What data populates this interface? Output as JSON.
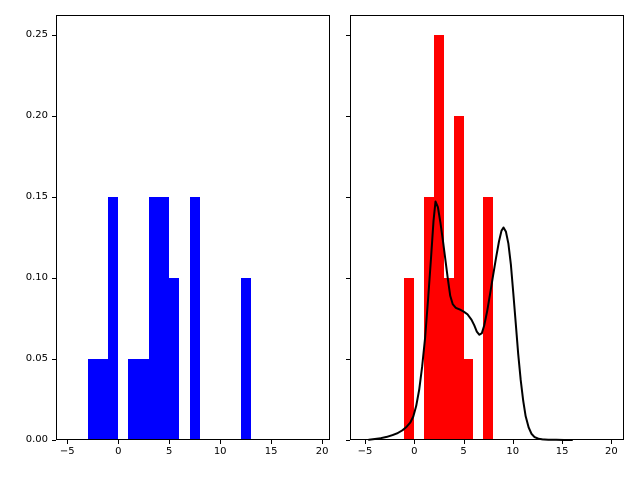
{
  "figure": {
    "background": "#ffffff",
    "title": ""
  },
  "chart_data": [
    {
      "type": "bar",
      "panel": "left",
      "title": "",
      "xlabel": "",
      "ylabel": "",
      "bar_color": "#0000ff",
      "xlim": [
        -6.11,
        20.78
      ],
      "ylim": [
        0,
        0.262
      ],
      "grid": false,
      "legend": null,
      "xticks": [
        -5,
        0,
        5,
        10,
        15,
        20
      ],
      "xtick_labels": [
        "−5",
        "0",
        "5",
        "10",
        "15",
        "20"
      ],
      "yticks": [
        0.0,
        0.05,
        0.1,
        0.15,
        0.2,
        0.25
      ],
      "ytick_labels": [
        "0.00",
        "0.05",
        "0.10",
        "0.15",
        "0.20",
        "0.25"
      ],
      "show_ytick_labels": true,
      "bars": [
        {
          "x0": -3,
          "x1": -2,
          "height": 0.05
        },
        {
          "x0": -2,
          "x1": -1,
          "height": 0.05
        },
        {
          "x0": -1,
          "x1": 0,
          "height": 0.15
        },
        {
          "x0": 1,
          "x1": 2,
          "height": 0.05
        },
        {
          "x0": 2,
          "x1": 3,
          "height": 0.05
        },
        {
          "x0": 3,
          "x1": 4,
          "height": 0.15
        },
        {
          "x0": 4,
          "x1": 5,
          "height": 0.15
        },
        {
          "x0": 5,
          "x1": 6,
          "height": 0.1
        },
        {
          "x0": 7,
          "x1": 8,
          "height": 0.15
        },
        {
          "x0": 12,
          "x1": 13,
          "height": 0.1
        }
      ]
    },
    {
      "type": "bar+line",
      "panel": "right",
      "title": "",
      "xlabel": "",
      "ylabel": "",
      "bar_color": "#ff0000",
      "xlim": [
        -6.52,
        21.28
      ],
      "ylim": [
        0,
        0.262
      ],
      "grid": false,
      "legend": null,
      "xticks": [
        -5,
        0,
        5,
        10,
        15,
        20
      ],
      "xtick_labels": [
        "−5",
        "0",
        "5",
        "10",
        "15",
        "20"
      ],
      "yticks": [
        0.0,
        0.05,
        0.1,
        0.15,
        0.2,
        0.25
      ],
      "ytick_labels": [
        "0.00",
        "0.05",
        "0.10",
        "0.15",
        "0.20",
        "0.25"
      ],
      "show_ytick_labels": false,
      "bars": [
        {
          "x0": -1,
          "x1": 0,
          "height": 0.1
        },
        {
          "x0": 1,
          "x1": 2,
          "height": 0.15
        },
        {
          "x0": 2,
          "x1": 3,
          "height": 0.25
        },
        {
          "x0": 3,
          "x1": 4,
          "height": 0.1
        },
        {
          "x0": 4,
          "x1": 5,
          "height": 0.2
        },
        {
          "x0": 5,
          "x1": 6,
          "height": 0.05
        },
        {
          "x0": 7,
          "x1": 8,
          "height": 0.15
        }
      ],
      "kde_curve": {
        "color": "#000000",
        "line_width": 2,
        "points": [
          [
            -4.6,
            0.0002
          ],
          [
            -4.0,
            0.0006
          ],
          [
            -3.4,
            0.0011
          ],
          [
            -2.8,
            0.0019
          ],
          [
            -2.2,
            0.003
          ],
          [
            -1.7,
            0.0042
          ],
          [
            -1.2,
            0.006
          ],
          [
            -0.8,
            0.008
          ],
          [
            -0.4,
            0.0108
          ],
          [
            -0.1,
            0.0145
          ],
          [
            0.2,
            0.021
          ],
          [
            0.5,
            0.031
          ],
          [
            0.8,
            0.045
          ],
          [
            1.1,
            0.063
          ],
          [
            1.4,
            0.087
          ],
          [
            1.7,
            0.112
          ],
          [
            1.95,
            0.135
          ],
          [
            2.15,
            0.147
          ],
          [
            2.4,
            0.1435
          ],
          [
            2.65,
            0.134
          ],
          [
            2.9,
            0.1235
          ],
          [
            3.15,
            0.1115
          ],
          [
            3.4,
            0.0995
          ],
          [
            3.65,
            0.089
          ],
          [
            3.9,
            0.0838
          ],
          [
            4.2,
            0.0815
          ],
          [
            4.6,
            0.0805
          ],
          [
            5.0,
            0.0792
          ],
          [
            5.4,
            0.0775
          ],
          [
            5.8,
            0.0742
          ],
          [
            6.1,
            0.0705
          ],
          [
            6.35,
            0.0668
          ],
          [
            6.6,
            0.0649
          ],
          [
            6.85,
            0.0658
          ],
          [
            7.1,
            0.0706
          ],
          [
            7.4,
            0.0795
          ],
          [
            7.7,
            0.0905
          ],
          [
            8.0,
            0.1015
          ],
          [
            8.3,
            0.1125
          ],
          [
            8.6,
            0.1225
          ],
          [
            8.85,
            0.129
          ],
          [
            9.05,
            0.131
          ],
          [
            9.3,
            0.1285
          ],
          [
            9.55,
            0.121
          ],
          [
            9.8,
            0.108
          ],
          [
            10.05,
            0.0905
          ],
          [
            10.3,
            0.0715
          ],
          [
            10.55,
            0.053
          ],
          [
            10.8,
            0.037
          ],
          [
            11.05,
            0.0242
          ],
          [
            11.3,
            0.0148
          ],
          [
            11.6,
            0.0078
          ],
          [
            11.9,
            0.0038
          ],
          [
            12.2,
            0.0018
          ],
          [
            12.6,
            0.0008
          ],
          [
            13.0,
            0.0004
          ],
          [
            13.6,
            0.0002
          ],
          [
            14.4,
            0.0001
          ],
          [
            15.2,
            0.0
          ],
          [
            16.0,
            0.0
          ]
        ]
      }
    }
  ]
}
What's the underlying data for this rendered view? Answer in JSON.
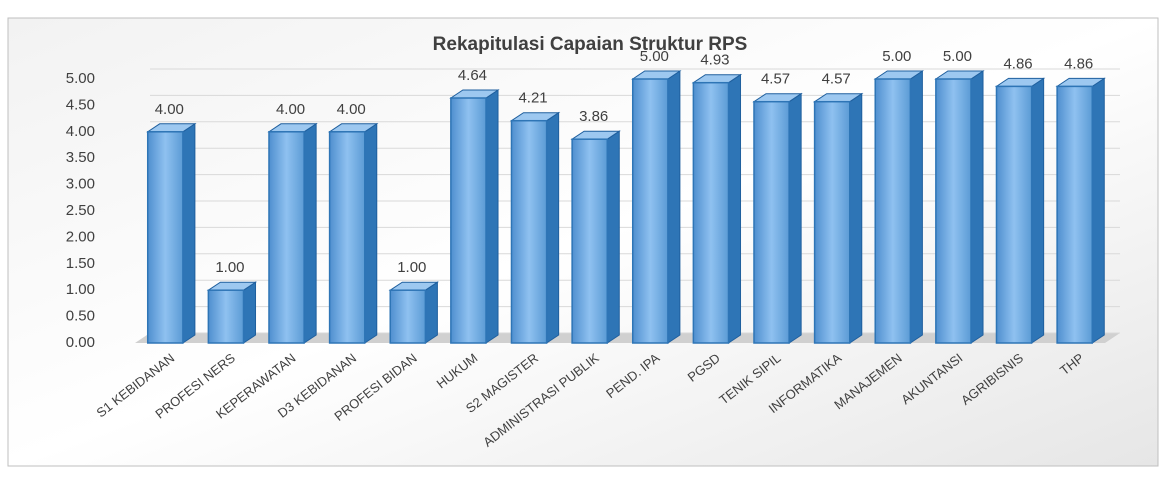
{
  "chart_data": {
    "type": "bar3d",
    "title": "Rekapitulasi Capaian  Struktur RPS",
    "categories": [
      "S1 KEBIDANAN",
      "PROFESI NERS",
      "KEPERAWATAN",
      "D3 KEBIDANAN",
      "PROFESI BIDAN",
      "HUKUM",
      "S2 MAGISTER",
      "ADMINISTRASI PUBLIK",
      "PEND. IPA",
      "PGSD",
      "TENIK SIPIL",
      "INFORMATIKA",
      "MANAJEMEN",
      "AKUNTANSI",
      "AGRIBISNIS",
      "THP"
    ],
    "values": [
      4,
      1,
      4,
      4,
      1,
      4.64,
      4.21,
      3.86,
      5,
      4.93,
      4.57,
      4.57,
      5,
      5,
      4.86,
      4.86
    ],
    "value_labels": [
      "4.00",
      "1.00",
      "4.00",
      "4.00",
      "1.00",
      "4.64",
      "4.21",
      "3.86",
      "5.00",
      "4.93",
      "4.57",
      "4.57",
      "5.00",
      "5.00",
      "4.86",
      "4.86"
    ],
    "color": "#5b9bd5",
    "ylim": [
      0,
      5
    ],
    "yticks": [
      {
        "value": 0,
        "label": "0.00"
      },
      {
        "value": 0.5,
        "label": "0.50"
      },
      {
        "value": 1,
        "label": "1.00"
      },
      {
        "value": 1.5,
        "label": "1.50"
      },
      {
        "value": 2,
        "label": "2.00"
      },
      {
        "value": 2.5,
        "label": "2.50"
      },
      {
        "value": 3,
        "label": "3.00"
      },
      {
        "value": 3.5,
        "label": "3.50"
      },
      {
        "value": 4,
        "label": "4.00"
      },
      {
        "value": 4.5,
        "label": "4.50"
      },
      {
        "value": 5,
        "label": "5.00"
      }
    ],
    "grid": true
  }
}
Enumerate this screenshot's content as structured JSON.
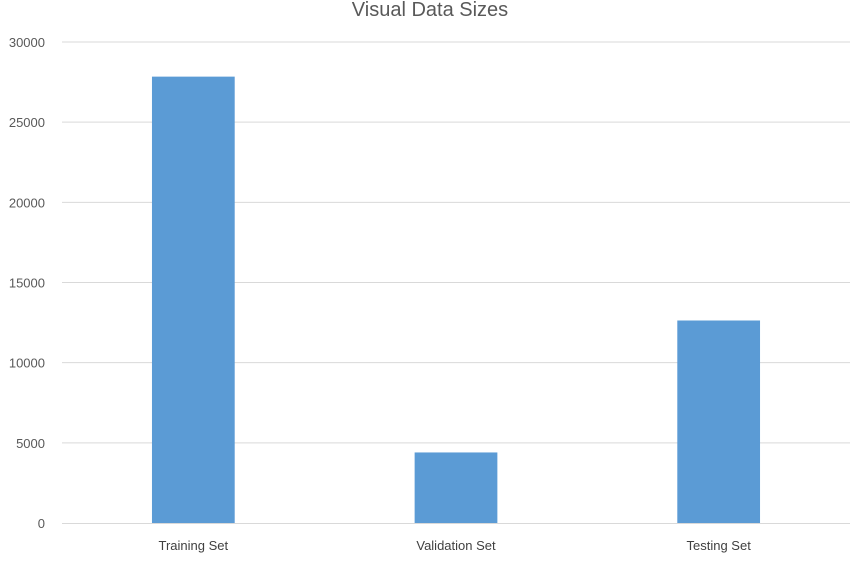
{
  "chart_data": {
    "type": "bar",
    "title": "Visual Data Sizes",
    "categories": [
      "Training Set",
      "Validation Set",
      "Testing Set"
    ],
    "values": [
      27840,
      4400,
      12630
    ],
    "xlabel": "",
    "ylabel": "",
    "ylim": [
      0,
      30000
    ],
    "yticks": [
      0,
      5000,
      10000,
      15000,
      20000,
      25000,
      30000
    ],
    "grid": true,
    "legend": "none",
    "bar_color": "#5b9bd5"
  }
}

> _Work to do_: Each line from the one containing "Enumerate this screenshot's" through the last line of the listing is to be given again exactly, with no pictures and no other lines.

> _The response_:
Enumerate this screenshot's content as structured JSON.
{
  "chart_data": {
    "type": "bar",
    "title": "Visual Data Sizes",
    "categories": [
      "Training Set",
      "Validation Set",
      "Testing Set"
    ],
    "values": [
      27840,
      4400,
      12630
    ],
    "xlabel": "",
    "ylabel": "",
    "ylim": [
      0,
      30000
    ],
    "yticks": [
      0,
      5000,
      10000,
      15000,
      20000,
      25000,
      30000
    ],
    "grid": true,
    "legend": "none",
    "bar_color": "#5b9bd5"
  }
}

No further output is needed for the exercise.